**Exercise task**
Rewrite everything in the listing from the line containing "table-row: pendingNotify distributorPending [339,270,560,289]" down to the line containing "Type Status1-Dec-00Val… [338,514,560,591]", replacing each "table-cell" with "grid-cell" and leaving everything else unchanged.
Begin Input for this task
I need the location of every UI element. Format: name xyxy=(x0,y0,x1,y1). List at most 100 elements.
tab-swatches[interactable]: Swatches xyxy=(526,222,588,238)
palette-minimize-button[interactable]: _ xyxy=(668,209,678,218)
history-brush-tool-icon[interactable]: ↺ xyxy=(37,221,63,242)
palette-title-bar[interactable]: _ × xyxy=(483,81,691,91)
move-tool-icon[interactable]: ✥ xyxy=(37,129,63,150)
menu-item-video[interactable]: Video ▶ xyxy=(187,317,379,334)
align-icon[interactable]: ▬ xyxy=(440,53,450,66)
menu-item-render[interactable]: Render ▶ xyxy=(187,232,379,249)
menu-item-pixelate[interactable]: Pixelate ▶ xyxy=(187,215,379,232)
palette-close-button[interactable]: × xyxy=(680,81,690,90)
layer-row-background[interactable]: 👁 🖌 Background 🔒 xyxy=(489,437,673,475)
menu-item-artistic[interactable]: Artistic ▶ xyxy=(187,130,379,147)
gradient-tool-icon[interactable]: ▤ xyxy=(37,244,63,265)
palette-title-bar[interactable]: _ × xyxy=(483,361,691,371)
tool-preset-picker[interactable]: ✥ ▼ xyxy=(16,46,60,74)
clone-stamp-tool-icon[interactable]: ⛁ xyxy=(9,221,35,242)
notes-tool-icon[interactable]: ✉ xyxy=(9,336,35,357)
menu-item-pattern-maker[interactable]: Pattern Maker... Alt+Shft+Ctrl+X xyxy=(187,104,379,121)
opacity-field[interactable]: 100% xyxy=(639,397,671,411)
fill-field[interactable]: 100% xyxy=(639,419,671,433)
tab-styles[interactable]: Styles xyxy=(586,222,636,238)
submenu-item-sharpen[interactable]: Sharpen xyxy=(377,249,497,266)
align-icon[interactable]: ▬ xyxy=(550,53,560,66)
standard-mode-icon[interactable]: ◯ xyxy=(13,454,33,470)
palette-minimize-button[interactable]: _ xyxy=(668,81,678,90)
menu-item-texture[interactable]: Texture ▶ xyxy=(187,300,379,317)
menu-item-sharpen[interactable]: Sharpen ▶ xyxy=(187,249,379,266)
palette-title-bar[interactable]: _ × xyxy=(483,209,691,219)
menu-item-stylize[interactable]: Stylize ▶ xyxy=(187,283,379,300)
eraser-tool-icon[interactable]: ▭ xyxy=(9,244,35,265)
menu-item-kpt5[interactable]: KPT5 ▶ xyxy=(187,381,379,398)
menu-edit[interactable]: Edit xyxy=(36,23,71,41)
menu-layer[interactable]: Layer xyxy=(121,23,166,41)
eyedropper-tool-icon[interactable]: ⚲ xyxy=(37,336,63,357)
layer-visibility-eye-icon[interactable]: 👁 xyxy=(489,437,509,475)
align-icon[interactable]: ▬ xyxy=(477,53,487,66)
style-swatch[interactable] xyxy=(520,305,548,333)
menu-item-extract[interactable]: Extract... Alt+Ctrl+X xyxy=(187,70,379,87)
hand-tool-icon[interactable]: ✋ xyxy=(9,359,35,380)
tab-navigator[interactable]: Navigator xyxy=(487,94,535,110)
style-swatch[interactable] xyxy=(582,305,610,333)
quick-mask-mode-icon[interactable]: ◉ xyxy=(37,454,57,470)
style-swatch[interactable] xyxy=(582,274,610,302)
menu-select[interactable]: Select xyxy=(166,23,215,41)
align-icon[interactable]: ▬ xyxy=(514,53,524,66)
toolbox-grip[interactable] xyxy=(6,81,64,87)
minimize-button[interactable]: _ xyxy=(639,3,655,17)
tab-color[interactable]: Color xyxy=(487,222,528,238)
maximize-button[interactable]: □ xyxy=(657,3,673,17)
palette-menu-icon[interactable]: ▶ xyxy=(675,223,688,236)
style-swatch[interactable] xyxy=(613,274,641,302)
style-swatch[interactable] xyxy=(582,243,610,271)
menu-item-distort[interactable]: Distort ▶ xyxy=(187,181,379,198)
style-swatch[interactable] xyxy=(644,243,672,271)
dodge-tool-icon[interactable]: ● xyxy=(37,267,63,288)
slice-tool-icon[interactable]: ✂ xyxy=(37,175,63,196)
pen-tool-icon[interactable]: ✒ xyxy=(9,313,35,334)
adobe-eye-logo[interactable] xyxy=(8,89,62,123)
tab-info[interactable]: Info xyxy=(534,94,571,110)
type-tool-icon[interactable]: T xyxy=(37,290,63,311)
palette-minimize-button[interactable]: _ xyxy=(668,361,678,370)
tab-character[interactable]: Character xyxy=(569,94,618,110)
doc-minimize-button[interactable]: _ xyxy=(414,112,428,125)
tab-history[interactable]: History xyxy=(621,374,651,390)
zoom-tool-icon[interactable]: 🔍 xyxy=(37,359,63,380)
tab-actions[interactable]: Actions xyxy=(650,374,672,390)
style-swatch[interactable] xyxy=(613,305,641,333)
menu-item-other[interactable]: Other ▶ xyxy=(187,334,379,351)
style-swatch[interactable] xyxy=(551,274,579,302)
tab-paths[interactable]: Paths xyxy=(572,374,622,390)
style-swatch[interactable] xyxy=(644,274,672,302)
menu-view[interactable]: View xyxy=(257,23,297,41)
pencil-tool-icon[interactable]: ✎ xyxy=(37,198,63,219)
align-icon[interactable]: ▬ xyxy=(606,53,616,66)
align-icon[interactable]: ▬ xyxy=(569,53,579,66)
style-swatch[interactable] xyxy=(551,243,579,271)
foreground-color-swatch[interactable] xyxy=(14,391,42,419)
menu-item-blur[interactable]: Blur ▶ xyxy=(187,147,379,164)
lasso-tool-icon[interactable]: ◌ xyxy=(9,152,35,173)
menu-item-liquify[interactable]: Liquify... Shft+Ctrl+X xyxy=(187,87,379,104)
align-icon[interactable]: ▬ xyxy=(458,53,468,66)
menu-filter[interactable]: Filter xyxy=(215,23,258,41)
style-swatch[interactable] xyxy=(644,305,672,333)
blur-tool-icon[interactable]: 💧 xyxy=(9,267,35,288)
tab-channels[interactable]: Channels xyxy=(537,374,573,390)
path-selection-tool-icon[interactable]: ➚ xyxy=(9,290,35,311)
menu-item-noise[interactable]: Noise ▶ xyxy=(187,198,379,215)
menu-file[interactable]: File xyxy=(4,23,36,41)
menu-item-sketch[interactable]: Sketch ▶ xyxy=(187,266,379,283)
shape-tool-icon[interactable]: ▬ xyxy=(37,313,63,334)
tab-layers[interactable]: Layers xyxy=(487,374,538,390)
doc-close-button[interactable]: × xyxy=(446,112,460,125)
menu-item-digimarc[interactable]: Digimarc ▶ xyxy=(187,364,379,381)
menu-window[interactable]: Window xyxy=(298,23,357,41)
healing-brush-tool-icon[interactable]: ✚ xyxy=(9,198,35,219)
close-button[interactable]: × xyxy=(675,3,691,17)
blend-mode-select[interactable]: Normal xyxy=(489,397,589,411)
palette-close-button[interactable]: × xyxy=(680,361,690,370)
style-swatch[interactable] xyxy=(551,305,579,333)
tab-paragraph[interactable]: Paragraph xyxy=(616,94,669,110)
End Input for this task
Begin Input for this task
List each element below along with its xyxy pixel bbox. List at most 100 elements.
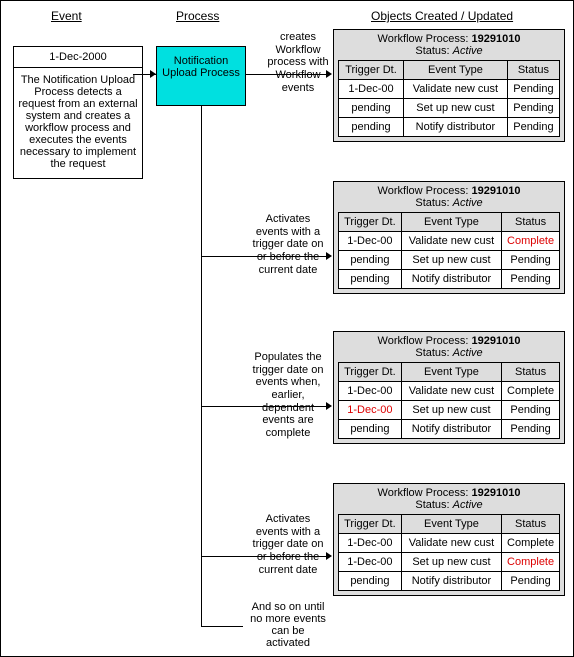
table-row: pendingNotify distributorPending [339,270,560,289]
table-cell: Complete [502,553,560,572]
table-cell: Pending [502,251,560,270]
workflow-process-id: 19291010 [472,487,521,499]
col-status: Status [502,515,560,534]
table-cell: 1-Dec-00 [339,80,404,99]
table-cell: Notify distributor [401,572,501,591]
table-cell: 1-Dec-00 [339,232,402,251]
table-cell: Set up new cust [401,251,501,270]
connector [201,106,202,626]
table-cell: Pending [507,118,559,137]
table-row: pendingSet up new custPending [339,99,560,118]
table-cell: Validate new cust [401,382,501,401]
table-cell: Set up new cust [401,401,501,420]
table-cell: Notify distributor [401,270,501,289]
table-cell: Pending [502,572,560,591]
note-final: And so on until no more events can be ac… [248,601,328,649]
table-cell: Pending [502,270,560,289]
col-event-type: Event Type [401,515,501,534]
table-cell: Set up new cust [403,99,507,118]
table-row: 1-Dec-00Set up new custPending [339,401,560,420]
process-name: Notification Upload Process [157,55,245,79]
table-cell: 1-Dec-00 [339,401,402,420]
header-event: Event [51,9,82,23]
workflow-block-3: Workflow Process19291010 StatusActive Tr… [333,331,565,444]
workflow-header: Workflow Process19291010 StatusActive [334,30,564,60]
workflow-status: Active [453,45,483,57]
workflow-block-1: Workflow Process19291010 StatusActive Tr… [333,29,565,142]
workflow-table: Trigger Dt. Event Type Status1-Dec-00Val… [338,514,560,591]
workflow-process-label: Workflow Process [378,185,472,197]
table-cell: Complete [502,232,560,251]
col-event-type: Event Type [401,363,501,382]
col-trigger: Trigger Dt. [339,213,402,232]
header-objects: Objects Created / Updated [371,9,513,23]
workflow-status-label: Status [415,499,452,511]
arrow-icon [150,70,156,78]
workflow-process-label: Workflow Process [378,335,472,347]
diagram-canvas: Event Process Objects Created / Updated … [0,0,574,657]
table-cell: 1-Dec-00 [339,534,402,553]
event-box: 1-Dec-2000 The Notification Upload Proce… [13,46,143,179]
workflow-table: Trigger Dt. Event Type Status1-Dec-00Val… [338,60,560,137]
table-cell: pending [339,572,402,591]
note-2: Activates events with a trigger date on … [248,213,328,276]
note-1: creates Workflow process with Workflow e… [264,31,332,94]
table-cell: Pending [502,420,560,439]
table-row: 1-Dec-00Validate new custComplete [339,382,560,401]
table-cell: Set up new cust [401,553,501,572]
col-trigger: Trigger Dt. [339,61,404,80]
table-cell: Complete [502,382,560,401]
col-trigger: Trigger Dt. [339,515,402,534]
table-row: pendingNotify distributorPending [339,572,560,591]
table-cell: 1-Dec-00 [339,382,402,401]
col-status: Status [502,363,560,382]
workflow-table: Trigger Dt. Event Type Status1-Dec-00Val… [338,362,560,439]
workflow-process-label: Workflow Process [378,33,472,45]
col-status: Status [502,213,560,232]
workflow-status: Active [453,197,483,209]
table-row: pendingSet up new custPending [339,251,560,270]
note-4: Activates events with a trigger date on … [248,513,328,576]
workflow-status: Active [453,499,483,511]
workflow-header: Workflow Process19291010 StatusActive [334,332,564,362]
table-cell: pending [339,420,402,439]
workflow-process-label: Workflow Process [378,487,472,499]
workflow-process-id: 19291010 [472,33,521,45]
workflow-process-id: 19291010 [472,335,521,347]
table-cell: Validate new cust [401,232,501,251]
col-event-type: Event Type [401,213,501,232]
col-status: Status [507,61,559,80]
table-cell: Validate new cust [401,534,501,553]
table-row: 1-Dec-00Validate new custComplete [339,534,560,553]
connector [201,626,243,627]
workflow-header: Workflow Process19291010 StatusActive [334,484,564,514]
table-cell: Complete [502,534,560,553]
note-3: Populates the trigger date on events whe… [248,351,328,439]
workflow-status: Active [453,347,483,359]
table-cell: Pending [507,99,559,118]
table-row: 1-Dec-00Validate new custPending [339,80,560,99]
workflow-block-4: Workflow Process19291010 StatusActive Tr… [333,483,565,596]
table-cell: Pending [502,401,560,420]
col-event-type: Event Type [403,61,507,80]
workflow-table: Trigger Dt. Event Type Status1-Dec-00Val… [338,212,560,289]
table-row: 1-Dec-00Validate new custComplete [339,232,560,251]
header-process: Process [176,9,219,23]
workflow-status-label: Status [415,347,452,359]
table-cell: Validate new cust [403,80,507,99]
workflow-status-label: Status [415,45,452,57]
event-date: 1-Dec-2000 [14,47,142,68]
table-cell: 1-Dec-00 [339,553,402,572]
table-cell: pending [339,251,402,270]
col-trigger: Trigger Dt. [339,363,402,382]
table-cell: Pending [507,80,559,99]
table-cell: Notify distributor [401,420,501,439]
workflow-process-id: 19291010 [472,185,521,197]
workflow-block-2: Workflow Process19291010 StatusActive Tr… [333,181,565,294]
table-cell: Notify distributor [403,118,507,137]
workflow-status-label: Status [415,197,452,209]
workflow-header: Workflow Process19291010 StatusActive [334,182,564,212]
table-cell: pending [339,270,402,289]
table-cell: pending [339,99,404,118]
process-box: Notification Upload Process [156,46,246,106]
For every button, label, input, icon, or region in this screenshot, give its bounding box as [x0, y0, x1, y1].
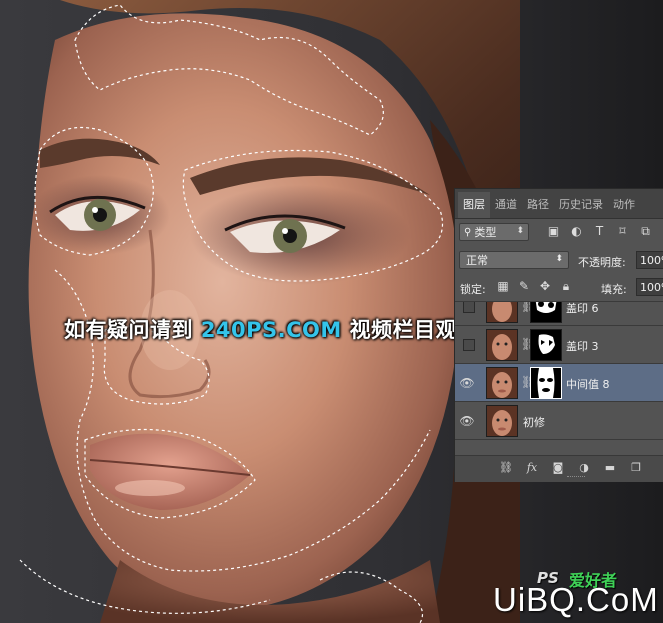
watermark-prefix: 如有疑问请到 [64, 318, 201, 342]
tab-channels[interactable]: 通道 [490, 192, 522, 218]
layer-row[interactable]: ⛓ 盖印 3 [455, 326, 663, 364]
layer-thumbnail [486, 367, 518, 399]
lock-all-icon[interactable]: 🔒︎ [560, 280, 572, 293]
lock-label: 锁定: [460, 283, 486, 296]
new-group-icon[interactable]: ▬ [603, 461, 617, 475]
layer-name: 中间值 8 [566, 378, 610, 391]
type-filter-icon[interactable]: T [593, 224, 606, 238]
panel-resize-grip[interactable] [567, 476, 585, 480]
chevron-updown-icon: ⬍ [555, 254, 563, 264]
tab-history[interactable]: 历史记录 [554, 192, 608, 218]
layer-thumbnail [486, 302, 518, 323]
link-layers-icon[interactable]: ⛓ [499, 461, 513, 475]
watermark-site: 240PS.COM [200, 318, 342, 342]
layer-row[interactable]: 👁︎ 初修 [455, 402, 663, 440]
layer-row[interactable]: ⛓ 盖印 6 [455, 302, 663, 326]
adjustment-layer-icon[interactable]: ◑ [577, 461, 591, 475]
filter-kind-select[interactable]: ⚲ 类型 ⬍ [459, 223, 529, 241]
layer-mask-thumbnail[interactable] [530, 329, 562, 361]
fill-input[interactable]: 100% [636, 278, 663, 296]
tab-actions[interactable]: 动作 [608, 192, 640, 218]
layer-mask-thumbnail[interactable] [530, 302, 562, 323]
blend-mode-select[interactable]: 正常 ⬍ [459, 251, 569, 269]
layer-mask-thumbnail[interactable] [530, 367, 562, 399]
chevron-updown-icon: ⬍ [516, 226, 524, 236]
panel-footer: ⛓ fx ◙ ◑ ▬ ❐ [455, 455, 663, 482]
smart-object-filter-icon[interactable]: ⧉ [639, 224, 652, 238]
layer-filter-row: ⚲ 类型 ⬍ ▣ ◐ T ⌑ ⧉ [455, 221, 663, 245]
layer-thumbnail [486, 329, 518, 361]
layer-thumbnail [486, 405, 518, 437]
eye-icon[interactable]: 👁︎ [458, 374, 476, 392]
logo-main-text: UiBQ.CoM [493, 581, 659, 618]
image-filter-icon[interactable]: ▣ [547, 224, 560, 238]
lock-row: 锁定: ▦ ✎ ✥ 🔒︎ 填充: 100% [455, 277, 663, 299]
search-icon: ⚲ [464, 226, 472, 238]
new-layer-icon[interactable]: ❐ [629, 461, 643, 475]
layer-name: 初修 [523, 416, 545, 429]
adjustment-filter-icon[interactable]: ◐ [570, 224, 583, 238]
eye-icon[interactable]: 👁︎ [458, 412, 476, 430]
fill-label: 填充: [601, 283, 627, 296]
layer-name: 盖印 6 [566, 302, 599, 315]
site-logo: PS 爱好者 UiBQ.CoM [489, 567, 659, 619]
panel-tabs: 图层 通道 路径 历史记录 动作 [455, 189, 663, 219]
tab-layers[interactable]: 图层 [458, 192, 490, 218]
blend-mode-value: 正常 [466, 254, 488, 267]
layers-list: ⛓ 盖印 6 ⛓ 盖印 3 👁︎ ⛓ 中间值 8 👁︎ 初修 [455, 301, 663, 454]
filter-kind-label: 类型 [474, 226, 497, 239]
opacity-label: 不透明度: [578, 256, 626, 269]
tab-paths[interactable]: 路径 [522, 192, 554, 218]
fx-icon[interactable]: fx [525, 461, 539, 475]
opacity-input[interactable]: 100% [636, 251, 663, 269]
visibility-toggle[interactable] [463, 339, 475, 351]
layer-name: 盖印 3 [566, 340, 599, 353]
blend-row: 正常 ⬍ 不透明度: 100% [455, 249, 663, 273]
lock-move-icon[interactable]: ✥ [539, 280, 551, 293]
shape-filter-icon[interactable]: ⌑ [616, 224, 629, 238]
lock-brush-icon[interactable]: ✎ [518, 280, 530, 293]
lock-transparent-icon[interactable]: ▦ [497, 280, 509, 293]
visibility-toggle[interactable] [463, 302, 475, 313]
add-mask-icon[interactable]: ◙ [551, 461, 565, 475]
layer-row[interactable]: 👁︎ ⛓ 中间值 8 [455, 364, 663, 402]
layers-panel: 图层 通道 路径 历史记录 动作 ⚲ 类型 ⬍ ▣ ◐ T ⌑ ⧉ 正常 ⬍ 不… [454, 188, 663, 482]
End Input for this task
**Complete output**
table-row: pendingNotify distributorPending [339,270,560,289]
grid-cell: Complete [502,553,560,572]
grid-cell: Pending [502,251,560,270]
workflow-process-id: 19291010 [472,487,521,499]
col-status: Status [502,515,560,534]
grid-cell: 1-Dec-00 [339,80,404,99]
grid-cell: Notify distributor [401,572,501,591]
grid-cell: 1-Dec-00 [339,232,402,251]
grid-cell: Set up new cust [401,251,501,270]
connector [201,106,202,626]
grid-cell: Pending [507,118,559,137]
table-row: pendingSet up new custPending [339,99,560,118]
grid-cell: Validate new cust [401,382,501,401]
grid-cell: Set up new cust [401,401,501,420]
grid-cell: Notify distributor [401,270,501,289]
grid-cell: Pending [502,572,560,591]
note-final: And so on until no more events can be ac… [248,601,328,649]
grid-cell: Pending [502,270,560,289]
col-event-type: Event Type [401,515,501,534]
grid-cell: Set up new cust [403,99,507,118]
table-row: 1-Dec-00Set up new custPending [339,401,560,420]
process-name: Notification Upload Process [157,55,245,79]
grid-cell: 1-Dec-00 [339,401,402,420]
header-event: Event [51,9,82,23]
workflow-block-3: Workflow Process19291010 StatusActive Tr… [333,331,565,444]
workflow-header: Workflow Process19291010 StatusActive [334,30,564,60]
workflow-status: Active [453,45,483,57]
workflow-block-1: Workflow Process19291010 StatusActive Tr… [333,29,565,142]
workflow-table: Trigger Dt. Event Type Status1-Dec-00Val… [338,514,560,591]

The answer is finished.